■ YOUR TASK
Say how many lines of the listing below contain "sqrt", giving the number and nothing else.
---- THE RECORDS
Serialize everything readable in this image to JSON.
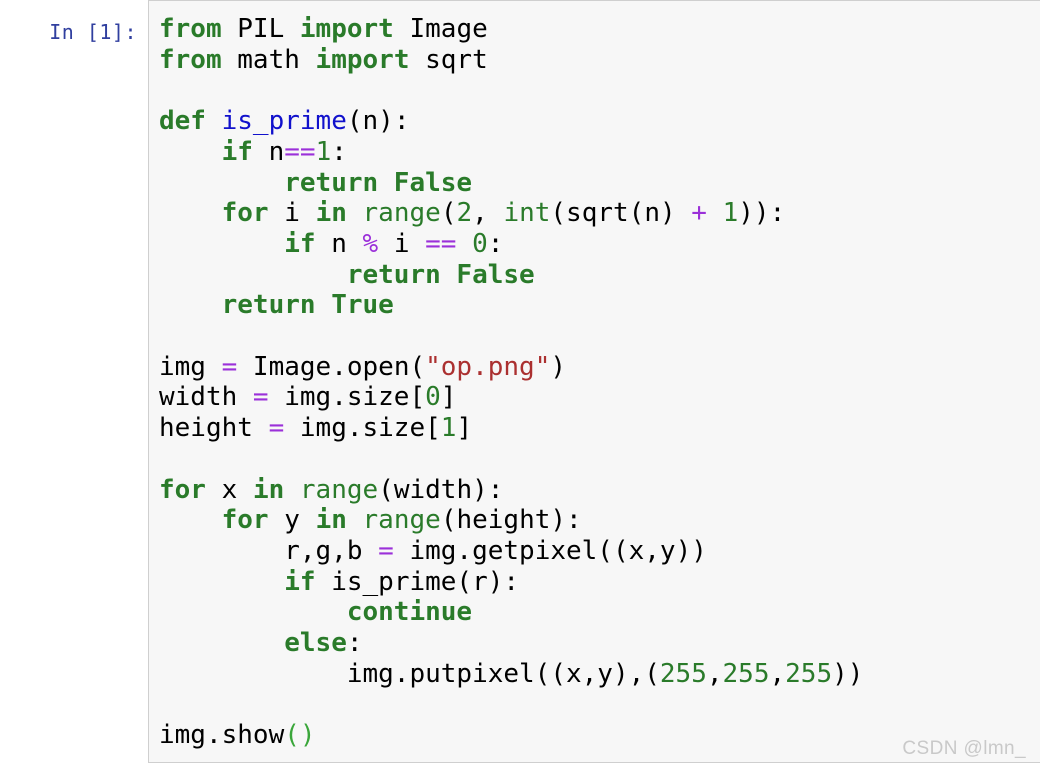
{
  "cell": {
    "prompt": "In [1]:",
    "language": "python",
    "background_color": "#f7f7f7",
    "border_color": "#cfcfcf",
    "prompt_color": "#303f9f"
  },
  "colors": {
    "keyword": "#2a7b2a",
    "function_name": "#1111cc",
    "builtin": "#2a7b2a",
    "number": "#2a7b2a",
    "string": "#ab3030",
    "operator": "#9b30d9",
    "plain": "#000000",
    "watermark": "#c9c9c9"
  },
  "watermark": {
    "text": "CSDN @lmn_"
  },
  "code": {
    "plain_text": "from PIL import Image\nfrom math import sqrt\n\ndef is_prime(n):\n    if n==1:\n        return False\n    for i in range(2, int(sqrt(n) + 1)):\n        if n % i == 0:\n            return False\n    return True\n\nimg = Image.open(\"op.png\")\nwidth = img.size[0]\nheight = img.size[1]\n\nfor x in range(width):\n    for y in range(height):\n        r,g,b = img.getpixel((x,y))\n        if is_prime(r):\n            continue\n        else:\n            img.putpixel((x,y),(255,255,255))\n\nimg.show()",
    "lines": [
      {
        "n": 1,
        "text": "from PIL import Image",
        "tokens": [
          {
            "t": "from",
            "c": "k"
          },
          {
            "t": " PIL ",
            "c": "n"
          },
          {
            "t": "import",
            "c": "k"
          },
          {
            "t": " Image",
            "c": "n"
          }
        ]
      },
      {
        "n": 2,
        "text": "from math import sqrt",
        "tokens": [
          {
            "t": "from",
            "c": "k"
          },
          {
            "t": " math ",
            "c": "n"
          },
          {
            "t": "import",
            "c": "k"
          },
          {
            "t": " sqrt",
            "c": "n"
          }
        ]
      },
      {
        "n": 3,
        "text": "",
        "tokens": []
      },
      {
        "n": 4,
        "text": "def is_prime(n):",
        "tokens": [
          {
            "t": "def",
            "c": "k"
          },
          {
            "t": " ",
            "c": "n"
          },
          {
            "t": "is_prime",
            "c": "nf"
          },
          {
            "t": "(n):",
            "c": "p"
          }
        ]
      },
      {
        "n": 5,
        "text": "    if n==1:",
        "tokens": [
          {
            "t": "    ",
            "c": "n"
          },
          {
            "t": "if",
            "c": "k"
          },
          {
            "t": " n",
            "c": "n"
          },
          {
            "t": "==",
            "c": "o"
          },
          {
            "t": "1",
            "c": "mi"
          },
          {
            "t": ":",
            "c": "p"
          }
        ]
      },
      {
        "n": 6,
        "text": "        return False",
        "tokens": [
          {
            "t": "        ",
            "c": "n"
          },
          {
            "t": "return False",
            "c": "k"
          }
        ]
      },
      {
        "n": 7,
        "text": "    for i in range(2, int(sqrt(n) + 1)):",
        "tokens": [
          {
            "t": "    ",
            "c": "n"
          },
          {
            "t": "for",
            "c": "k"
          },
          {
            "t": " i ",
            "c": "n"
          },
          {
            "t": "in",
            "c": "k"
          },
          {
            "t": " ",
            "c": "n"
          },
          {
            "t": "range",
            "c": "nb"
          },
          {
            "t": "(",
            "c": "p"
          },
          {
            "t": "2",
            "c": "mi"
          },
          {
            "t": ", ",
            "c": "p"
          },
          {
            "t": "int",
            "c": "nb"
          },
          {
            "t": "(sqrt(n) ",
            "c": "p"
          },
          {
            "t": "+",
            "c": "o"
          },
          {
            "t": " ",
            "c": "n"
          },
          {
            "t": "1",
            "c": "mi"
          },
          {
            "t": ")):",
            "c": "p"
          }
        ]
      },
      {
        "n": 8,
        "text": "        if n % i == 0:",
        "tokens": [
          {
            "t": "        ",
            "c": "n"
          },
          {
            "t": "if",
            "c": "k"
          },
          {
            "t": " n ",
            "c": "n"
          },
          {
            "t": "%",
            "c": "o"
          },
          {
            "t": " i ",
            "c": "n"
          },
          {
            "t": "==",
            "c": "o"
          },
          {
            "t": " ",
            "c": "n"
          },
          {
            "t": "0",
            "c": "mi"
          },
          {
            "t": ":",
            "c": "p"
          }
        ]
      },
      {
        "n": 9,
        "text": "            return False",
        "tokens": [
          {
            "t": "            ",
            "c": "n"
          },
          {
            "t": "return False",
            "c": "k"
          }
        ]
      },
      {
        "n": 10,
        "text": "    return True",
        "tokens": [
          {
            "t": "    ",
            "c": "n"
          },
          {
            "t": "return True",
            "c": "k"
          }
        ]
      },
      {
        "n": 11,
        "text": "",
        "tokens": []
      },
      {
        "n": 12,
        "text": "img = Image.open(\"op.png\")",
        "tokens": [
          {
            "t": "img ",
            "c": "n"
          },
          {
            "t": "=",
            "c": "o"
          },
          {
            "t": " Image.open(",
            "c": "p"
          },
          {
            "t": "\"op.png\"",
            "c": "s"
          },
          {
            "t": ")",
            "c": "p"
          }
        ]
      },
      {
        "n": 13,
        "text": "width = img.size[0]",
        "tokens": [
          {
            "t": "width ",
            "c": "n"
          },
          {
            "t": "=",
            "c": "o"
          },
          {
            "t": " img.size[",
            "c": "p"
          },
          {
            "t": "0",
            "c": "mi"
          },
          {
            "t": "]",
            "c": "p"
          }
        ]
      },
      {
        "n": 14,
        "text": "height = img.size[1]",
        "tokens": [
          {
            "t": "height ",
            "c": "n"
          },
          {
            "t": "=",
            "c": "o"
          },
          {
            "t": " img.size[",
            "c": "p"
          },
          {
            "t": "1",
            "c": "mi"
          },
          {
            "t": "]",
            "c": "p"
          }
        ]
      },
      {
        "n": 15,
        "text": "",
        "tokens": []
      },
      {
        "n": 16,
        "text": "for x in range(width):",
        "tokens": [
          {
            "t": "for",
            "c": "k"
          },
          {
            "t": " x ",
            "c": "n"
          },
          {
            "t": "in",
            "c": "k"
          },
          {
            "t": " ",
            "c": "n"
          },
          {
            "t": "range",
            "c": "nb"
          },
          {
            "t": "(width):",
            "c": "p"
          }
        ]
      },
      {
        "n": 17,
        "text": "    for y in range(height):",
        "tokens": [
          {
            "t": "    ",
            "c": "n"
          },
          {
            "t": "for",
            "c": "k"
          },
          {
            "t": " y ",
            "c": "n"
          },
          {
            "t": "in",
            "c": "k"
          },
          {
            "t": " ",
            "c": "n"
          },
          {
            "t": "range",
            "c": "nb"
          },
          {
            "t": "(height):",
            "c": "p"
          }
        ]
      },
      {
        "n": 18,
        "text": "        r,g,b = img.getpixel((x,y))",
        "tokens": [
          {
            "t": "        r,g,b ",
            "c": "n"
          },
          {
            "t": "=",
            "c": "o"
          },
          {
            "t": " img.getpixel((x,y))",
            "c": "p"
          }
        ]
      },
      {
        "n": 19,
        "text": "        if is_prime(r):",
        "tokens": [
          {
            "t": "        ",
            "c": "n"
          },
          {
            "t": "if",
            "c": "k"
          },
          {
            "t": " is_prime(r):",
            "c": "p"
          }
        ]
      },
      {
        "n": 20,
        "text": "            continue",
        "tokens": [
          {
            "t": "            ",
            "c": "n"
          },
          {
            "t": "continue",
            "c": "k"
          }
        ]
      },
      {
        "n": 21,
        "text": "        else:",
        "tokens": [
          {
            "t": "        ",
            "c": "n"
          },
          {
            "t": "else",
            "c": "k"
          },
          {
            "t": ":",
            "c": "p"
          }
        ]
      },
      {
        "n": 22,
        "text": "            img.putpixel((x,y),(255,255,255))",
        "tokens": [
          {
            "t": "            img.putpixel((x,y),(",
            "c": "p"
          },
          {
            "t": "255",
            "c": "mi"
          },
          {
            "t": ",",
            "c": "p"
          },
          {
            "t": "255",
            "c": "mi"
          },
          {
            "t": ",",
            "c": "p"
          },
          {
            "t": "255",
            "c": "mi"
          },
          {
            "t": "))",
            "c": "p"
          }
        ]
      },
      {
        "n": 23,
        "text": "",
        "tokens": []
      },
      {
        "n": 24,
        "text": "img.show()",
        "tokens": [
          {
            "t": "img.show",
            "c": "p"
          },
          {
            "t": "()",
            "c": "pg"
          }
        ]
      }
    ]
  }
}
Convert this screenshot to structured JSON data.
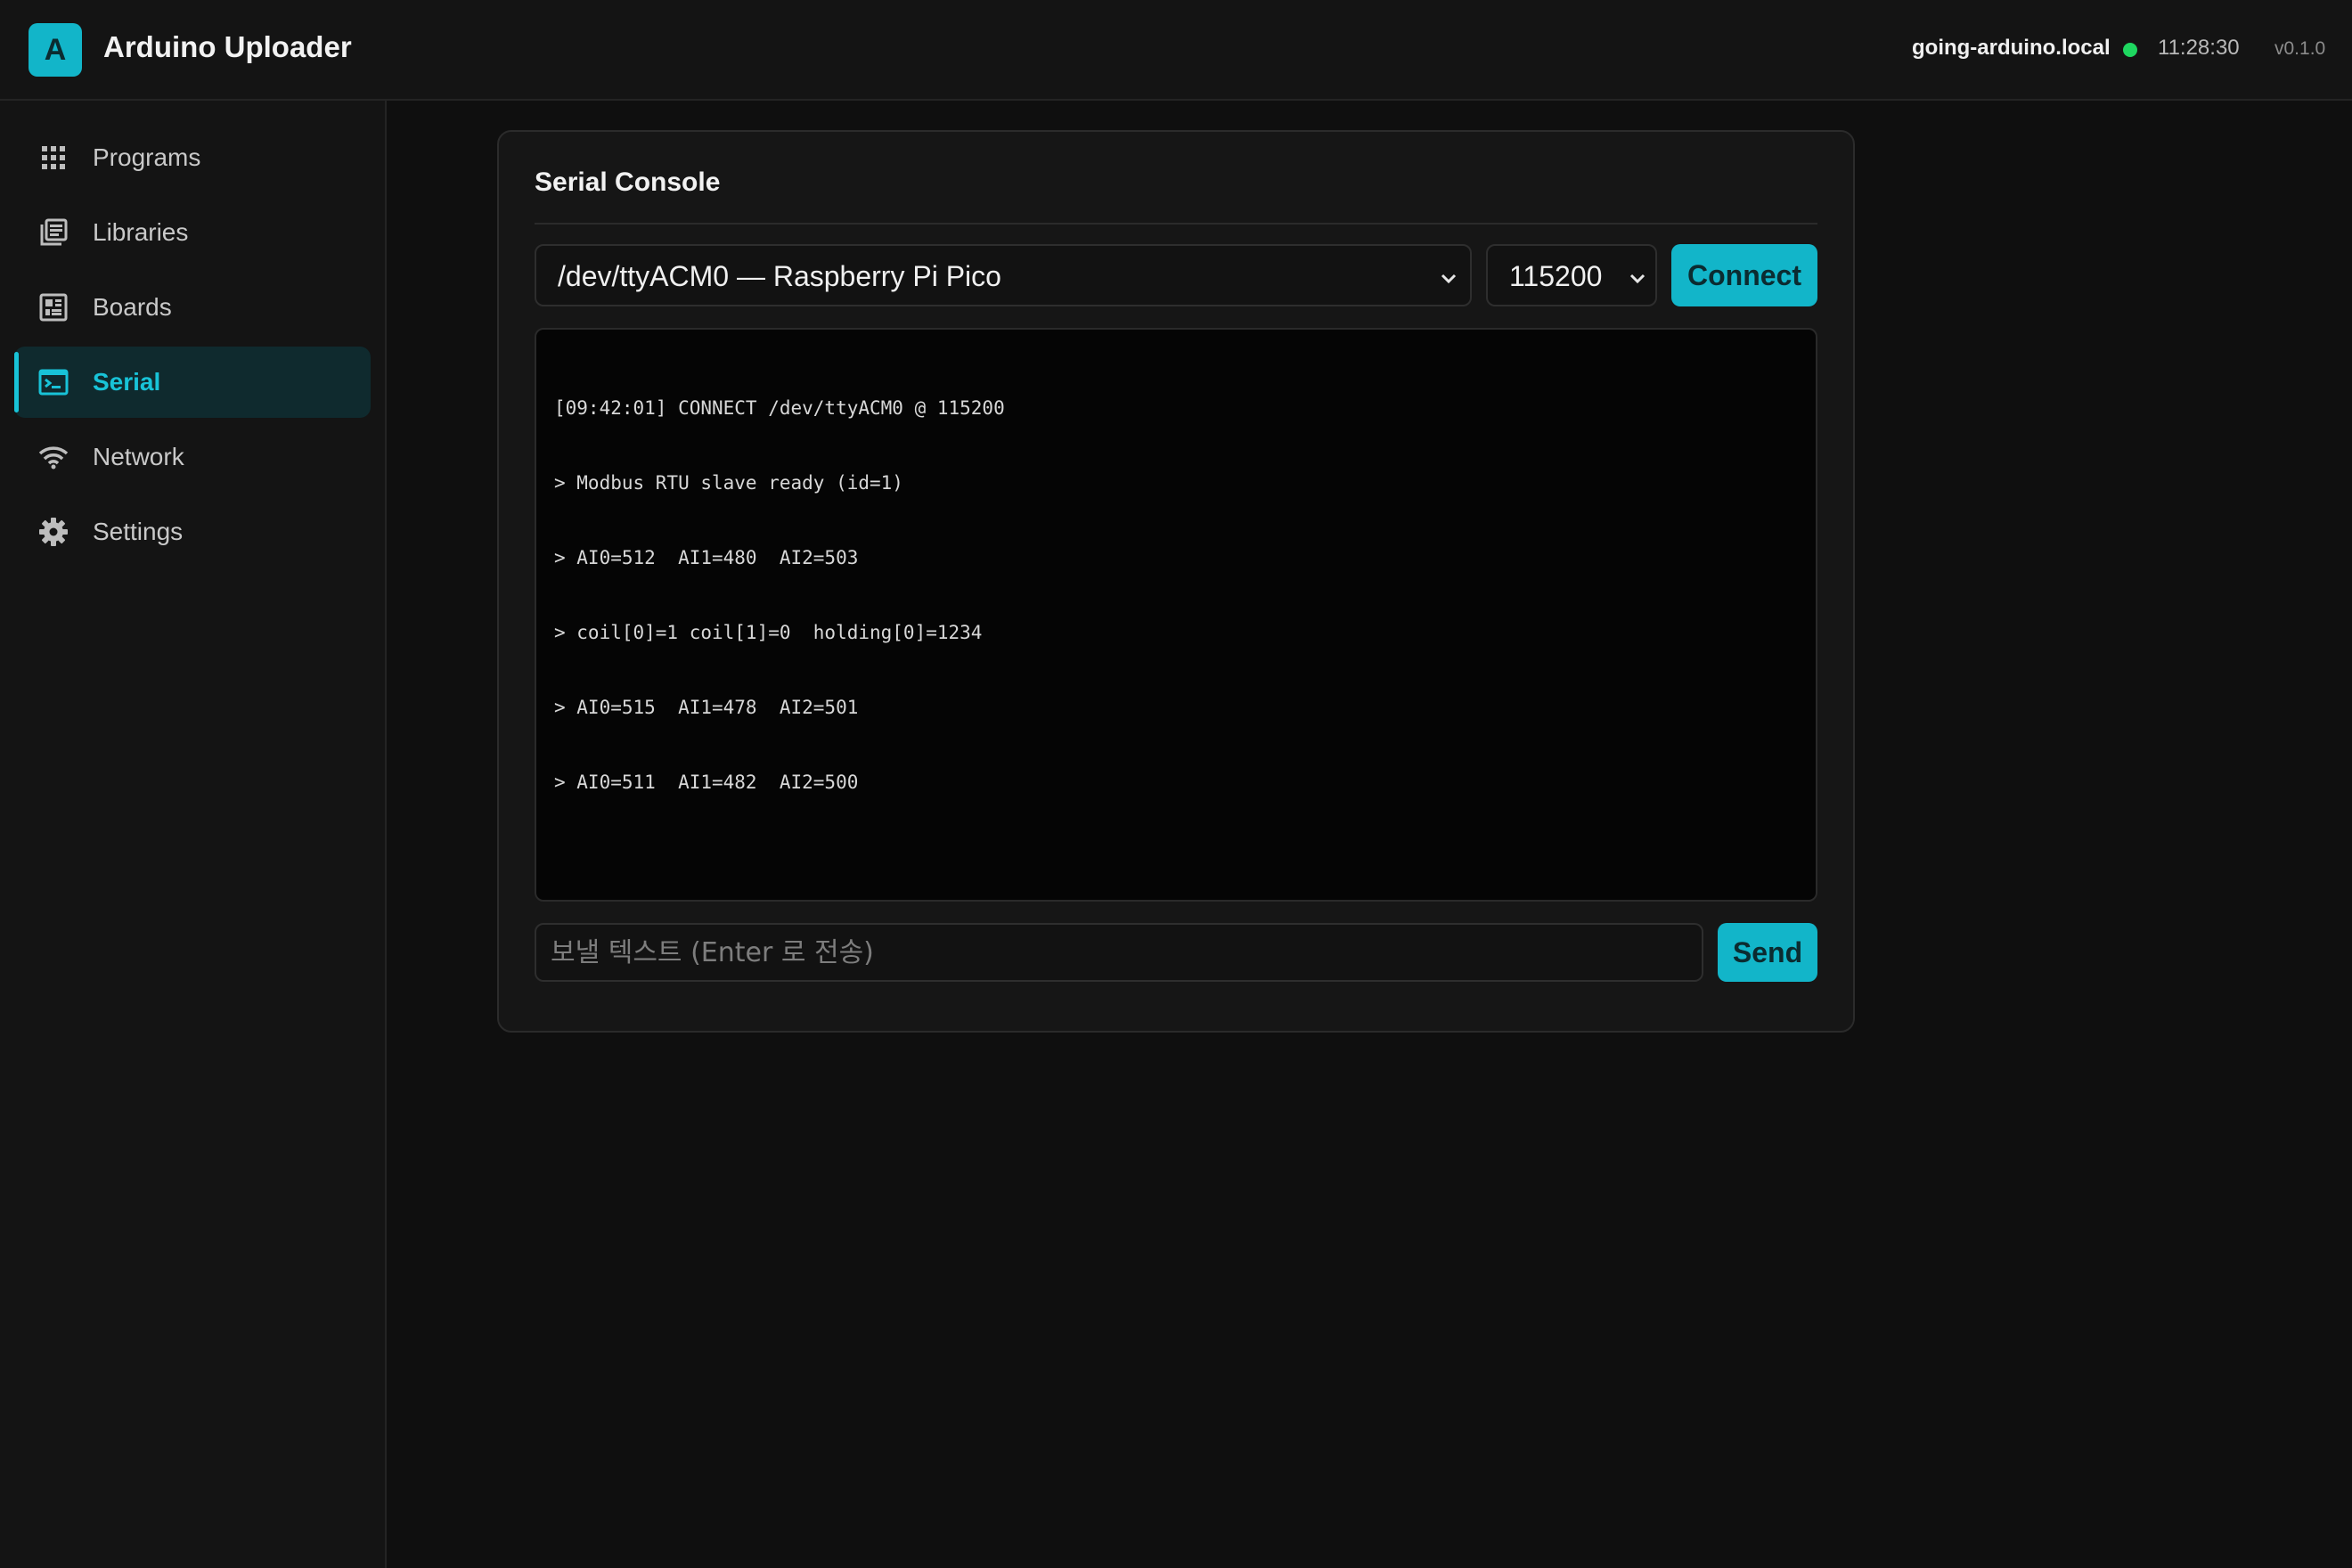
{
  "app": {
    "logo_letter": "A",
    "title": "Arduino Uploader",
    "host": "going-arduino.local",
    "connection_status": "online",
    "time": "11:28:30",
    "version": "v0.1.0",
    "accent_color": "#12b5c9",
    "status_color": "#1ed760"
  },
  "sidebar": {
    "items": [
      {
        "label": "Programs",
        "icon": "grid-icon",
        "active": false
      },
      {
        "label": "Libraries",
        "icon": "library-icon",
        "active": false
      },
      {
        "label": "Boards",
        "icon": "board-icon",
        "active": false
      },
      {
        "label": "Serial",
        "icon": "terminal-icon",
        "active": true
      },
      {
        "label": "Network",
        "icon": "wifi-icon",
        "active": false
      },
      {
        "label": "Settings",
        "icon": "gear-icon",
        "active": false
      }
    ]
  },
  "serial": {
    "title": "Serial Console",
    "port_selected": "/dev/ttyACM0 — Raspberry Pi Pico",
    "baud_selected": "115200",
    "connect_label": "Connect",
    "console_lines": [
      "[09:42:01] CONNECT /dev/ttyACM0 @ 115200",
      "> Modbus RTU slave ready (id=1)",
      "> AI0=512  AI1=480  AI2=503",
      "> coil[0]=1 coil[1]=0  holding[0]=1234",
      "> AI0=515  AI1=478  AI2=501",
      "> AI0=511  AI1=482  AI2=500"
    ],
    "input_placeholder": "보낼 텍스트 (Enter 로 전송)",
    "input_value": "",
    "send_label": "Send"
  }
}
--------
■ SOLUTION BELOW
5